Copy nothing but the text: repeat each entry exactly and drop the images.

Records supplied:
--- start ---

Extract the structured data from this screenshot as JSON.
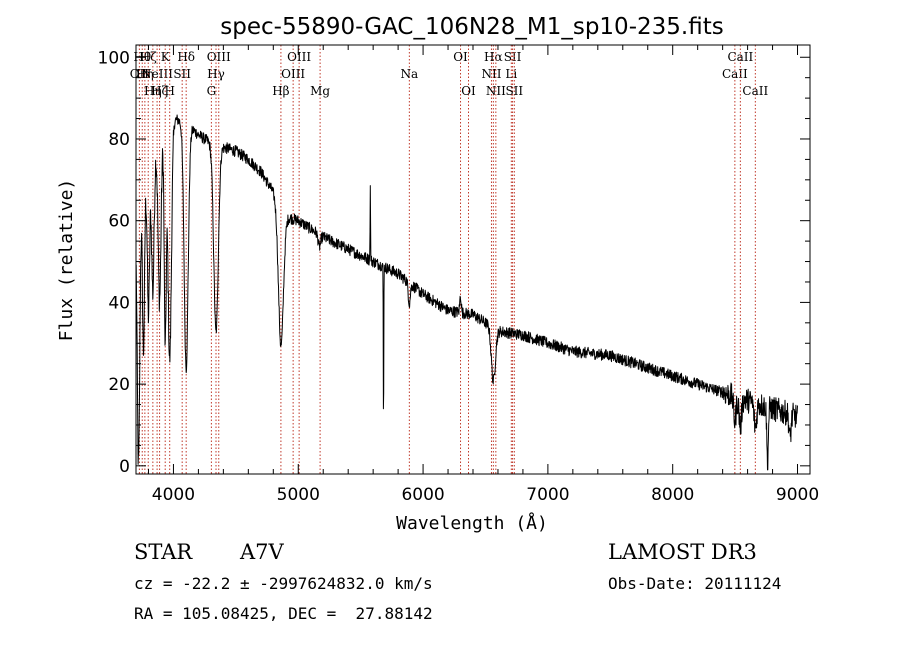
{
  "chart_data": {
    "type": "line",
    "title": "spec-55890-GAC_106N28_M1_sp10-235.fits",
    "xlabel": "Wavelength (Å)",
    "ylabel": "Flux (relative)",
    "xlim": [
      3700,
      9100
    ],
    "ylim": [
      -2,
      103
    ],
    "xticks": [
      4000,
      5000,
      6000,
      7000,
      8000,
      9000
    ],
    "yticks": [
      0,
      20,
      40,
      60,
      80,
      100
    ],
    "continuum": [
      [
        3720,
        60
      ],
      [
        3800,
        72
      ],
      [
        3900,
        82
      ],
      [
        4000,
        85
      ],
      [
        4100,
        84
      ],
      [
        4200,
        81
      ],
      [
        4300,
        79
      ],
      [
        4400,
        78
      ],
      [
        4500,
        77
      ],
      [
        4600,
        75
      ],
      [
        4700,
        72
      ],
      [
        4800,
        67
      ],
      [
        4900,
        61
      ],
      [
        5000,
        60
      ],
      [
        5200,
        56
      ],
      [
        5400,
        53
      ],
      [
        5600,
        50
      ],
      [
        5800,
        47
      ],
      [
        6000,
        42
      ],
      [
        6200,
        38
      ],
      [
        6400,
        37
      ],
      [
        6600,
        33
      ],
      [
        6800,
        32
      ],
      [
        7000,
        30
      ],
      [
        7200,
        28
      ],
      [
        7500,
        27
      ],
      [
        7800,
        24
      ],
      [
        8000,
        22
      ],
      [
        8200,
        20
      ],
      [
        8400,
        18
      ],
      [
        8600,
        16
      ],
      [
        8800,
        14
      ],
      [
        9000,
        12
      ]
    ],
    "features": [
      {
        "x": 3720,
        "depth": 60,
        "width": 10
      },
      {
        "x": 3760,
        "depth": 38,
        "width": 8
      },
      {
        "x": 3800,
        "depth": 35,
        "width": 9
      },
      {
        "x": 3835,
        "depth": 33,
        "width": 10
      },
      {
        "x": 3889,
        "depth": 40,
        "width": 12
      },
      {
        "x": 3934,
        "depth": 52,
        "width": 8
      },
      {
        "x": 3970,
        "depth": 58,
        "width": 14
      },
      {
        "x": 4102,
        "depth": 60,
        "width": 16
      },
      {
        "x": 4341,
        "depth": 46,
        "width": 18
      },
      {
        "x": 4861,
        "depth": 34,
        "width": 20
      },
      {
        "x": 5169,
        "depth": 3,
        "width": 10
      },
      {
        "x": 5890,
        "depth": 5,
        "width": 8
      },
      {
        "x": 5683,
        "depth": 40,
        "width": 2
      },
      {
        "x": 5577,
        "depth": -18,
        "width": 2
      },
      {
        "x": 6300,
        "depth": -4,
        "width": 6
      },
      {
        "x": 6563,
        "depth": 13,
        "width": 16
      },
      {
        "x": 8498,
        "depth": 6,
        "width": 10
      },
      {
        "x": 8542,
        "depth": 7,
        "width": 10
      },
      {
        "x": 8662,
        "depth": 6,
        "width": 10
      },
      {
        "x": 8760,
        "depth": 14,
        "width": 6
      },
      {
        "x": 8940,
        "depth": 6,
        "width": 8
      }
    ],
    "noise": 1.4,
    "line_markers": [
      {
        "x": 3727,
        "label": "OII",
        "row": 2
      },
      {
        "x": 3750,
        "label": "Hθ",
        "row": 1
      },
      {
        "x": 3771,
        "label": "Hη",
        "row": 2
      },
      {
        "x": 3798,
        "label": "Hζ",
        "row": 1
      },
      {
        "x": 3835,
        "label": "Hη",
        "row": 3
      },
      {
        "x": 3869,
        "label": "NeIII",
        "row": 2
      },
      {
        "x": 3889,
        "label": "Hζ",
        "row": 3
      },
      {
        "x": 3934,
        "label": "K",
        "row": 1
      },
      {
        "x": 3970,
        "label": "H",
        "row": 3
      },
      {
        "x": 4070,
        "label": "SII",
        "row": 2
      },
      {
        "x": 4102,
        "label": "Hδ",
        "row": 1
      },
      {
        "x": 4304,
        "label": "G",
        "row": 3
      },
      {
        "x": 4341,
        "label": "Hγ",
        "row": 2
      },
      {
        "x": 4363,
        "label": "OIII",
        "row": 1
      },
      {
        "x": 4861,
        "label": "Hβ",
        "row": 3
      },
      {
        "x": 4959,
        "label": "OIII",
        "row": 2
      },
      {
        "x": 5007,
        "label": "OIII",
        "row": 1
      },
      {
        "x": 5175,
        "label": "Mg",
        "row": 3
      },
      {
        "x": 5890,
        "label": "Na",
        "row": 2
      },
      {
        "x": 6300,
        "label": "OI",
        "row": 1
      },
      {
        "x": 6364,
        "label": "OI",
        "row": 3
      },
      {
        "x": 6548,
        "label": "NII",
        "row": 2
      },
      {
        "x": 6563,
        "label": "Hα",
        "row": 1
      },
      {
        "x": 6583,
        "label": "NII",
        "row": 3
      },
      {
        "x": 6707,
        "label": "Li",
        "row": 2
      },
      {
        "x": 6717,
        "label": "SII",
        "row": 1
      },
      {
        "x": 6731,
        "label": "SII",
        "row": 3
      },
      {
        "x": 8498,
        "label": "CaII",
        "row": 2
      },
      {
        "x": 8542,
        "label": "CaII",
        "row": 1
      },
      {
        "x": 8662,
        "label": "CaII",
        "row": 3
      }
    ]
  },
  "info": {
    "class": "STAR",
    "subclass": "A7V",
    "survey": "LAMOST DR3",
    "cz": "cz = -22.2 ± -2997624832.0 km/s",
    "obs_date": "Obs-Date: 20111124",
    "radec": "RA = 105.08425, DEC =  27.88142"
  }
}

--- end ---

Finished exercise:
Extract the structured data from this screenshot as JSON.
{
  "chart_data": {
    "type": "line",
    "title": "spec-55890-GAC_106N28_M1_sp10-235.fits",
    "xlabel": "Wavelength (Å)",
    "ylabel": "Flux (relative)",
    "xlim": [
      3700,
      9100
    ],
    "ylim": [
      -2,
      103
    ],
    "xticks": [
      4000,
      5000,
      6000,
      7000,
      8000,
      9000
    ],
    "yticks": [
      0,
      20,
      40,
      60,
      80,
      100
    ],
    "continuum": [
      [
        3720,
        60
      ],
      [
        3800,
        72
      ],
      [
        3900,
        82
      ],
      [
        4000,
        85
      ],
      [
        4100,
        84
      ],
      [
        4200,
        81
      ],
      [
        4300,
        79
      ],
      [
        4400,
        78
      ],
      [
        4500,
        77
      ],
      [
        4600,
        75
      ],
      [
        4700,
        72
      ],
      [
        4800,
        67
      ],
      [
        4900,
        61
      ],
      [
        5000,
        60
      ],
      [
        5200,
        56
      ],
      [
        5400,
        53
      ],
      [
        5600,
        50
      ],
      [
        5800,
        47
      ],
      [
        6000,
        42
      ],
      [
        6200,
        38
      ],
      [
        6400,
        37
      ],
      [
        6600,
        33
      ],
      [
        6800,
        32
      ],
      [
        7000,
        30
      ],
      [
        7200,
        28
      ],
      [
        7500,
        27
      ],
      [
        7800,
        24
      ],
      [
        8000,
        22
      ],
      [
        8200,
        20
      ],
      [
        8400,
        18
      ],
      [
        8600,
        16
      ],
      [
        8800,
        14
      ],
      [
        9000,
        12
      ]
    ],
    "features": [
      {
        "x": 3720,
        "depth": 60,
        "width": 10
      },
      {
        "x": 3760,
        "depth": 38,
        "width": 8
      },
      {
        "x": 3800,
        "depth": 35,
        "width": 9
      },
      {
        "x": 3835,
        "depth": 33,
        "width": 10
      },
      {
        "x": 3889,
        "depth": 40,
        "width": 12
      },
      {
        "x": 3934,
        "depth": 52,
        "width": 8
      },
      {
        "x": 3970,
        "depth": 58,
        "width": 14
      },
      {
        "x": 4102,
        "depth": 60,
        "width": 16
      },
      {
        "x": 4341,
        "depth": 46,
        "width": 18
      },
      {
        "x": 4861,
        "depth": 34,
        "width": 20
      },
      {
        "x": 5169,
        "depth": 3,
        "width": 10
      },
      {
        "x": 5890,
        "depth": 5,
        "width": 8
      },
      {
        "x": 5683,
        "depth": 40,
        "width": 2
      },
      {
        "x": 5577,
        "depth": -18,
        "width": 2
      },
      {
        "x": 6300,
        "depth": -4,
        "width": 6
      },
      {
        "x": 6563,
        "depth": 13,
        "width": 16
      },
      {
        "x": 8498,
        "depth": 6,
        "width": 10
      },
      {
        "x": 8542,
        "depth": 7,
        "width": 10
      },
      {
        "x": 8662,
        "depth": 6,
        "width": 10
      },
      {
        "x": 8760,
        "depth": 14,
        "width": 6
      },
      {
        "x": 8940,
        "depth": 6,
        "width": 8
      }
    ],
    "noise": 1.4,
    "line_markers": [
      {
        "x": 3727,
        "label": "OII",
        "row": 2
      },
      {
        "x": 3750,
        "label": "Hθ",
        "row": 1
      },
      {
        "x": 3771,
        "label": "Hη",
        "row": 2
      },
      {
        "x": 3798,
        "label": "Hζ",
        "row": 1
      },
      {
        "x": 3835,
        "label": "Hη",
        "row": 3
      },
      {
        "x": 3869,
        "label": "NeIII",
        "row": 2
      },
      {
        "x": 3889,
        "label": "Hζ",
        "row": 3
      },
      {
        "x": 3934,
        "label": "K",
        "row": 1
      },
      {
        "x": 3970,
        "label": "H",
        "row": 3
      },
      {
        "x": 4070,
        "label": "SII",
        "row": 2
      },
      {
        "x": 4102,
        "label": "Hδ",
        "row": 1
      },
      {
        "x": 4304,
        "label": "G",
        "row": 3
      },
      {
        "x": 4341,
        "label": "Hγ",
        "row": 2
      },
      {
        "x": 4363,
        "label": "OIII",
        "row": 1
      },
      {
        "x": 4861,
        "label": "Hβ",
        "row": 3
      },
      {
        "x": 4959,
        "label": "OIII",
        "row": 2
      },
      {
        "x": 5007,
        "label": "OIII",
        "row": 1
      },
      {
        "x": 5175,
        "label": "Mg",
        "row": 3
      },
      {
        "x": 5890,
        "label": "Na",
        "row": 2
      },
      {
        "x": 6300,
        "label": "OI",
        "row": 1
      },
      {
        "x": 6364,
        "label": "OI",
        "row": 3
      },
      {
        "x": 6548,
        "label": "NII",
        "row": 2
      },
      {
        "x": 6563,
        "label": "Hα",
        "row": 1
      },
      {
        "x": 6583,
        "label": "NII",
        "row": 3
      },
      {
        "x": 6707,
        "label": "Li",
        "row": 2
      },
      {
        "x": 6717,
        "label": "SII",
        "row": 1
      },
      {
        "x": 6731,
        "label": "SII",
        "row": 3
      },
      {
        "x": 8498,
        "label": "CaII",
        "row": 2
      },
      {
        "x": 8542,
        "label": "CaII",
        "row": 1
      },
      {
        "x": 8662,
        "label": "CaII",
        "row": 3
      }
    ]
  },
  "info": {
    "class": "STAR",
    "subclass": "A7V",
    "survey": "LAMOST DR3",
    "cz": "cz = -22.2 ± -2997624832.0 km/s",
    "obs_date": "Obs-Date: 20111124",
    "radec": "RA = 105.08425, DEC =  27.88142"
  }
}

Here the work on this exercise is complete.